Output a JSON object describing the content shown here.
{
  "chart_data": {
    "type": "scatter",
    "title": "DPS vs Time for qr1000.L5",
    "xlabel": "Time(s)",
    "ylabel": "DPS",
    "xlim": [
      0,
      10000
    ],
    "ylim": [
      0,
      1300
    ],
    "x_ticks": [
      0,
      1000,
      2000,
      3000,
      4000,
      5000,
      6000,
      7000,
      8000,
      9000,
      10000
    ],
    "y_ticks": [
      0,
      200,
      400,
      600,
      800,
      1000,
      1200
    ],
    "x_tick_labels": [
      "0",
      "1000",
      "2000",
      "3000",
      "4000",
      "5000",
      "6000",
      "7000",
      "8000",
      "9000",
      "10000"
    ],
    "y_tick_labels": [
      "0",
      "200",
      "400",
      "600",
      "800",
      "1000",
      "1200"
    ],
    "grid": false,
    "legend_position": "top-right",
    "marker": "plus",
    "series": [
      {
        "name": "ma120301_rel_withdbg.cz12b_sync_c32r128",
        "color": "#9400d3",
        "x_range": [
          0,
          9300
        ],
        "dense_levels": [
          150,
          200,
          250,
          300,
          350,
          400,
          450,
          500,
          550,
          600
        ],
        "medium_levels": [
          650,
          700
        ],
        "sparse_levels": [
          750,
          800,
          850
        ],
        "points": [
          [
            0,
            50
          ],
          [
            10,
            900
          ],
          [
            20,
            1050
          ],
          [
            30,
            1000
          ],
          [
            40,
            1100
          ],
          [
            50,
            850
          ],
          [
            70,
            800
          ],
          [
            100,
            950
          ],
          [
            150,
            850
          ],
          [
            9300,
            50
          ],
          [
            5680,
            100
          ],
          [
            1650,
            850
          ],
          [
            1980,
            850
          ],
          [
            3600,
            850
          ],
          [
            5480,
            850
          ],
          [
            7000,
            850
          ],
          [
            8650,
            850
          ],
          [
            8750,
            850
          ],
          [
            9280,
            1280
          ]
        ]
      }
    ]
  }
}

□ □ □

Identify the lines of the data that contain the word "Time". Copy each of them.

§ **THE SOLUTION**
    "title": "DPS vs Time for qr1000.L5",
    "xlabel": "Time(s)",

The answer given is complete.